| Direction |
Copy each line of the listing below exactly.

### Task material ###

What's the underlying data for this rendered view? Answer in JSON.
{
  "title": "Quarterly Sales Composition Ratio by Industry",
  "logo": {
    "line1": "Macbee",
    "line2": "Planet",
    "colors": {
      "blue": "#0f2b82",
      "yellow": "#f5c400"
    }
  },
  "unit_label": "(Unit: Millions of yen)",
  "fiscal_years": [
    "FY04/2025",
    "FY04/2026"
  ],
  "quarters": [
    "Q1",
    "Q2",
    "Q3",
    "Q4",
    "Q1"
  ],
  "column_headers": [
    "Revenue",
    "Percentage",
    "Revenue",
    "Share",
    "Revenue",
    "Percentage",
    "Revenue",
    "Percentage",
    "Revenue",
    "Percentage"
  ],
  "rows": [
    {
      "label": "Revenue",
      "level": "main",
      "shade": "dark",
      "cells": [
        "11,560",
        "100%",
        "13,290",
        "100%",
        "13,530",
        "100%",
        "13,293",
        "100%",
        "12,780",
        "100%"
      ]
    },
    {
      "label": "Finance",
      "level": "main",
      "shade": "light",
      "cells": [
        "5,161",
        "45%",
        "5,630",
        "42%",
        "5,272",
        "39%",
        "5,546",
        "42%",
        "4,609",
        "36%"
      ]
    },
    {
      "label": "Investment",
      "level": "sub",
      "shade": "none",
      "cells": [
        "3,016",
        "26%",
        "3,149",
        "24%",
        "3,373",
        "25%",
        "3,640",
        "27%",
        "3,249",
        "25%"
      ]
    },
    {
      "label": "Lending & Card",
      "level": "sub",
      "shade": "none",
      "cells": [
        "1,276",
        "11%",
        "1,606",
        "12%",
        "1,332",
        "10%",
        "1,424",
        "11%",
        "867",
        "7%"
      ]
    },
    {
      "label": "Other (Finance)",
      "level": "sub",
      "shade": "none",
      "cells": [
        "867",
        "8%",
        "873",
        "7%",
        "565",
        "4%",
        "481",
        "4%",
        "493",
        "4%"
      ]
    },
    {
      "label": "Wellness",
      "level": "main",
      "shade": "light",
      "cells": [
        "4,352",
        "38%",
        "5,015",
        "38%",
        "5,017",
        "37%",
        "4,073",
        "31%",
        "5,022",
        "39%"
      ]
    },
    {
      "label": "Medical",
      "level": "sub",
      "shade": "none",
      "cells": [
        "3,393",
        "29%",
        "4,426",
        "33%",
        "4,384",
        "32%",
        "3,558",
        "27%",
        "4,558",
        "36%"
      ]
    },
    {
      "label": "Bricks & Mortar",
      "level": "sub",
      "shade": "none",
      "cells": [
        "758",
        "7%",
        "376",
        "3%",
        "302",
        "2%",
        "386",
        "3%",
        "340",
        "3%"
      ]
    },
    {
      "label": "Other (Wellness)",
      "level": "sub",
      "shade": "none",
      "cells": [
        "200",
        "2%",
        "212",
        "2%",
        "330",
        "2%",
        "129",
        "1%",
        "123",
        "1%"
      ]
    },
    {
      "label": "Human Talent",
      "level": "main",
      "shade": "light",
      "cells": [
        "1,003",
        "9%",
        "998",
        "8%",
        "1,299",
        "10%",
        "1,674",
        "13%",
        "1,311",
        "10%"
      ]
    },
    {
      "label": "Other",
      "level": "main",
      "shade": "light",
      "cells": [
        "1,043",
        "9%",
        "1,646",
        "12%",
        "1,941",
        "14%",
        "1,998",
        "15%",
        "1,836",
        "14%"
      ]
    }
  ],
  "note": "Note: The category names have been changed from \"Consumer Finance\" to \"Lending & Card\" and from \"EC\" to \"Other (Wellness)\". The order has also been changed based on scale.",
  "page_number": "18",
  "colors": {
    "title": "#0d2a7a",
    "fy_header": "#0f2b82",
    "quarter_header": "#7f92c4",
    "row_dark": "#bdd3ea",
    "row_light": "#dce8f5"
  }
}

###

| Written answer |
What's the underlying data for this rendered view? Answer in JSON.
{
  "title": "Quarterly Sales Composition Ratio by Industry",
  "logo": {
    "line1": "Macbee",
    "line2": "Planet",
    "colors": {
      "blue": "#0f2b82",
      "yellow": "#f5c400"
    }
  },
  "unit_label": "(Unit: Millions of yen)",
  "fiscal_years": [
    "FY04/2025",
    "FY04/2026"
  ],
  "quarters": [
    "Q1",
    "Q2",
    "Q3",
    "Q4",
    "Q1"
  ],
  "column_headers": [
    "Revenue",
    "Percentage",
    "Revenue",
    "Share",
    "Revenue",
    "Percentage",
    "Revenue",
    "Percentage",
    "Revenue",
    "Percentage"
  ],
  "rows": [
    {
      "label": "Revenue",
      "level": "main",
      "shade": "dark",
      "cells": [
        "11,560",
        "100%",
        "13,290",
        "100%",
        "13,530",
        "100%",
        "13,293",
        "100%",
        "12,780",
        "100%"
      ]
    },
    {
      "label": "Finance",
      "level": "main",
      "shade": "light",
      "cells": [
        "5,161",
        "45%",
        "5,630",
        "42%",
        "5,272",
        "39%",
        "5,546",
        "42%",
        "4,609",
        "36%"
      ]
    },
    {
      "label": "Investment",
      "level": "sub",
      "shade": "none",
      "cells": [
        "3,016",
        "26%",
        "3,149",
        "24%",
        "3,373",
        "25%",
        "3,640",
        "27%",
        "3,249",
        "25%"
      ]
    },
    {
      "label": "Lending & Card",
      "level": "sub",
      "shade": "none",
      "cells": [
        "1,276",
        "11%",
        "1,606",
        "12%",
        "1,332",
        "10%",
        "1,424",
        "11%",
        "867",
        "7%"
      ]
    },
    {
      "label": "Other (Finance)",
      "level": "sub",
      "shade": "none",
      "cells": [
        "867",
        "8%",
        "873",
        "7%",
        "565",
        "4%",
        "481",
        "4%",
        "493",
        "4%"
      ]
    },
    {
      "label": "Wellness",
      "level": "main",
      "shade": "light",
      "cells": [
        "4,352",
        "38%",
        "5,015",
        "38%",
        "5,017",
        "37%",
        "4,073",
        "31%",
        "5,022",
        "39%"
      ]
    },
    {
      "label": "Medical",
      "level": "sub",
      "shade": "none",
      "cells": [
        "3,393",
        "29%",
        "4,426",
        "33%",
        "4,384",
        "32%",
        "3,558",
        "27%",
        "4,558",
        "36%"
      ]
    },
    {
      "label": "Bricks & Mortar",
      "level": "sub",
      "shade": "none",
      "cells": [
        "758",
        "7%",
        "376",
        "3%",
        "302",
        "2%",
        "386",
        "3%",
        "340",
        "3%"
      ]
    },
    {
      "label": "Other (Wellness)",
      "level": "sub",
      "shade": "none",
      "cells": [
        "200",
        "2%",
        "212",
        "2%",
        "330",
        "2%",
        "129",
        "1%",
        "123",
        "1%"
      ]
    },
    {
      "label": "Human Talent",
      "level": "main",
      "shade": "light",
      "cells": [
        "1,003",
        "9%",
        "998",
        "8%",
        "1,299",
        "10%",
        "1,674",
        "13%",
        "1,311",
        "10%"
      ]
    },
    {
      "label": "Other",
      "level": "main",
      "shade": "light",
      "cells": [
        "1,043",
        "9%",
        "1,646",
        "12%",
        "1,941",
        "14%",
        "1,998",
        "15%",
        "1,836",
        "14%"
      ]
    }
  ],
  "note": "Note: The category names have been changed from \"Consumer Finance\" to \"Lending & Card\" and from \"EC\" to \"Other (Wellness)\". The order has also been changed based on scale.",
  "page_number": "18",
  "colors": {
    "title": "#0d2a7a",
    "fy_header": "#0f2b82",
    "quarter_header": "#7f92c4",
    "row_dark": "#bdd3ea",
    "row_light": "#dce8f5"
  }
}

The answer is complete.